# Задание:
Перепишите все строки листинга ниже без единого изменения.

§

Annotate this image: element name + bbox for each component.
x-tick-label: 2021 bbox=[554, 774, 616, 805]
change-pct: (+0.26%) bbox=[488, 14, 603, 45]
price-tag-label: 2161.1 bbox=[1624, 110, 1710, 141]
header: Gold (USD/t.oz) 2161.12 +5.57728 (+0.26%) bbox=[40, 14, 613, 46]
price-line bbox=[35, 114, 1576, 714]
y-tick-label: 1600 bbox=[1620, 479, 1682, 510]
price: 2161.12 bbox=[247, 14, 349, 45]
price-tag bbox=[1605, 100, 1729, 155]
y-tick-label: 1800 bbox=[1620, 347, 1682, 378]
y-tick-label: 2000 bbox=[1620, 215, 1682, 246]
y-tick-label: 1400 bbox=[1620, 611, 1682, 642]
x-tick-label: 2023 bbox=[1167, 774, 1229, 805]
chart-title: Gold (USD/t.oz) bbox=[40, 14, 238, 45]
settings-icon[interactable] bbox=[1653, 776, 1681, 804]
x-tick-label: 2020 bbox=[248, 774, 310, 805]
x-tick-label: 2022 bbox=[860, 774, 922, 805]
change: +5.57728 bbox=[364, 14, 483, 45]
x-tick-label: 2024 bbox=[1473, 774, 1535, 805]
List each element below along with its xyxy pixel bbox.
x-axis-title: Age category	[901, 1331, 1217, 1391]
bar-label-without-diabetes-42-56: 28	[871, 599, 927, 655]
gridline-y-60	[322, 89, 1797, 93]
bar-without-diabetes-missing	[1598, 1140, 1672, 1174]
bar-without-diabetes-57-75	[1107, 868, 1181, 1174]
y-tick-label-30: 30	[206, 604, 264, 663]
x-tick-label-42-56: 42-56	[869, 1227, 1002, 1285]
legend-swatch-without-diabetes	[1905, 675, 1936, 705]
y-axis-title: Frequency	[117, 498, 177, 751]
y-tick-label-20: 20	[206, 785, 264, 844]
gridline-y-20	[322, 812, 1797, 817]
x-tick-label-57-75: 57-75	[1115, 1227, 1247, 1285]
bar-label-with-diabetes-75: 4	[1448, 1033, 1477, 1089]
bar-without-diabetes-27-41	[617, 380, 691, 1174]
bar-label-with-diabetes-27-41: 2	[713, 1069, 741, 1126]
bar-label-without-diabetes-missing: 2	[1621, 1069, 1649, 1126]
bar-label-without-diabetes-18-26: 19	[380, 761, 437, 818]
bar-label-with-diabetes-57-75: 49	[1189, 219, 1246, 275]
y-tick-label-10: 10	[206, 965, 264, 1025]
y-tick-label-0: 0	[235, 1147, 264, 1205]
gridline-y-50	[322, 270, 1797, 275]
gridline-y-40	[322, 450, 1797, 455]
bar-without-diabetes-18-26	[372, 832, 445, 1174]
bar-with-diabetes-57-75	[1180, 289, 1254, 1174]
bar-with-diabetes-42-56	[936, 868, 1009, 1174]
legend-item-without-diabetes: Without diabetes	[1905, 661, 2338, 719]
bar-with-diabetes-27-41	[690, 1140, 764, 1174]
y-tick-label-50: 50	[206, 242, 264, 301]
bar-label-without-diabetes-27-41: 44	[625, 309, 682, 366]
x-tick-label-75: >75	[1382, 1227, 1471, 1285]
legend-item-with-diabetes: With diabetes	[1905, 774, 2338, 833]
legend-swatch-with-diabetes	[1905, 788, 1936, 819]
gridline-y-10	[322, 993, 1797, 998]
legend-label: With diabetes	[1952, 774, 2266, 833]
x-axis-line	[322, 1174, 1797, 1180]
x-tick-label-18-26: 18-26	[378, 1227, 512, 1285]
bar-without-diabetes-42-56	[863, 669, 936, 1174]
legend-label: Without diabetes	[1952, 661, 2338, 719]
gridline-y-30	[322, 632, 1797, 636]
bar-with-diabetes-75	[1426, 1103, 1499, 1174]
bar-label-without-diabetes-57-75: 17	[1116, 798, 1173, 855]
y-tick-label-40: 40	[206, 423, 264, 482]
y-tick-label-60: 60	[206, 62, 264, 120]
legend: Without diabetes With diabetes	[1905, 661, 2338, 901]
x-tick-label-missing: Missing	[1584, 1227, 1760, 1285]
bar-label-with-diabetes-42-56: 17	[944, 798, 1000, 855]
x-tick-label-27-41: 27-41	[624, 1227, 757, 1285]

§

# Решение:
Annotate this image: element name + bbox for each component.
x-tick-label: 2021 bbox=[554, 774, 616, 805]
change-pct: (+0.26%) bbox=[488, 14, 603, 45]
price-tag-label: 2161.1 bbox=[1624, 110, 1710, 141]
header: Gold (USD/t.oz) 2161.12 +5.57728 (+0.26%) bbox=[40, 14, 613, 46]
price-line bbox=[35, 114, 1576, 714]
y-tick-label: 1600 bbox=[1620, 479, 1682, 510]
price: 2161.12 bbox=[247, 14, 349, 45]
price-tag bbox=[1605, 100, 1729, 155]
y-tick-label: 1800 bbox=[1620, 347, 1682, 378]
y-tick-label: 2000 bbox=[1620, 215, 1682, 246]
y-tick-label: 1400 bbox=[1620, 611, 1682, 642]
x-tick-label: 2023 bbox=[1167, 774, 1229, 805]
chart-title: Gold (USD/t.oz) bbox=[40, 14, 238, 45]
settings-icon[interactable] bbox=[1653, 776, 1681, 804]
x-tick-label: 2020 bbox=[248, 774, 310, 805]
x-tick-label: 2022 bbox=[860, 774, 922, 805]
change: +5.57728 bbox=[364, 14, 483, 45]
x-tick-label: 2024 bbox=[1473, 774, 1535, 805]
List each element below along with its xyxy pixel bbox.
x-axis-title: Age category	[901, 1331, 1217, 1391]
bar-label-without-diabetes-42-56: 28	[871, 599, 927, 655]
gridline-y-60	[322, 89, 1797, 93]
bar-without-diabetes-missing	[1598, 1140, 1672, 1174]
bar-without-diabetes-57-75	[1107, 868, 1181, 1174]
y-tick-label-30: 30	[206, 604, 264, 663]
x-tick-label-42-56: 42-56	[869, 1227, 1002, 1285]
legend-swatch-without-diabetes	[1905, 675, 1936, 705]
y-axis-title: Frequency	[117, 498, 177, 751]
y-tick-label-20: 20	[206, 785, 264, 844]
gridline-y-20	[322, 812, 1797, 817]
x-tick-label-57-75: 57-75	[1115, 1227, 1247, 1285]
bar-label-with-diabetes-75: 4	[1448, 1033, 1477, 1089]
bar-without-diabetes-27-41	[617, 380, 691, 1174]
bar-label-with-diabetes-27-41: 2	[713, 1069, 741, 1126]
bar-label-without-diabetes-missing: 2	[1621, 1069, 1649, 1126]
bar-label-without-diabetes-18-26: 19	[380, 761, 437, 818]
bar-label-with-diabetes-57-75: 49	[1189, 219, 1246, 275]
y-tick-label-10: 10	[206, 965, 264, 1025]
y-tick-label-0: 0	[235, 1147, 264, 1205]
gridline-y-50	[322, 270, 1797, 275]
gridline-y-40	[322, 450, 1797, 455]
bar-without-diabetes-18-26	[372, 832, 445, 1174]
bar-with-diabetes-57-75	[1180, 289, 1254, 1174]
bar-with-diabetes-42-56	[936, 868, 1009, 1174]
legend-item-without-diabetes: Without diabetes	[1905, 661, 2338, 719]
bar-with-diabetes-27-41	[690, 1140, 764, 1174]
y-tick-label-50: 50	[206, 242, 264, 301]
bar-label-without-diabetes-27-41: 44	[625, 309, 682, 366]
x-tick-label-75: >75	[1382, 1227, 1471, 1285]
legend-item-with-diabetes: With diabetes	[1905, 774, 2338, 833]
legend-swatch-with-diabetes	[1905, 788, 1936, 819]
gridline-y-10	[322, 993, 1797, 998]
legend-label: With diabetes	[1952, 774, 2266, 833]
x-axis-line	[322, 1174, 1797, 1180]
x-tick-label-18-26: 18-26	[378, 1227, 512, 1285]
bar-without-diabetes-42-56	[863, 669, 936, 1174]
legend-label: Without diabetes	[1952, 661, 2338, 719]
gridline-y-30	[322, 632, 1797, 636]
bar-with-diabetes-75	[1426, 1103, 1499, 1174]
bar-label-without-diabetes-57-75: 17	[1116, 798, 1173, 855]
y-tick-label-40: 40	[206, 423, 264, 482]
y-tick-label-60: 60	[206, 62, 264, 120]
legend: Without diabetes With diabetes	[1905, 661, 2338, 901]
x-tick-label-missing: Missing	[1584, 1227, 1760, 1285]
bar-label-with-diabetes-42-56: 17	[944, 798, 1000, 855]
x-tick-label-27-41: 27-41	[624, 1227, 757, 1285]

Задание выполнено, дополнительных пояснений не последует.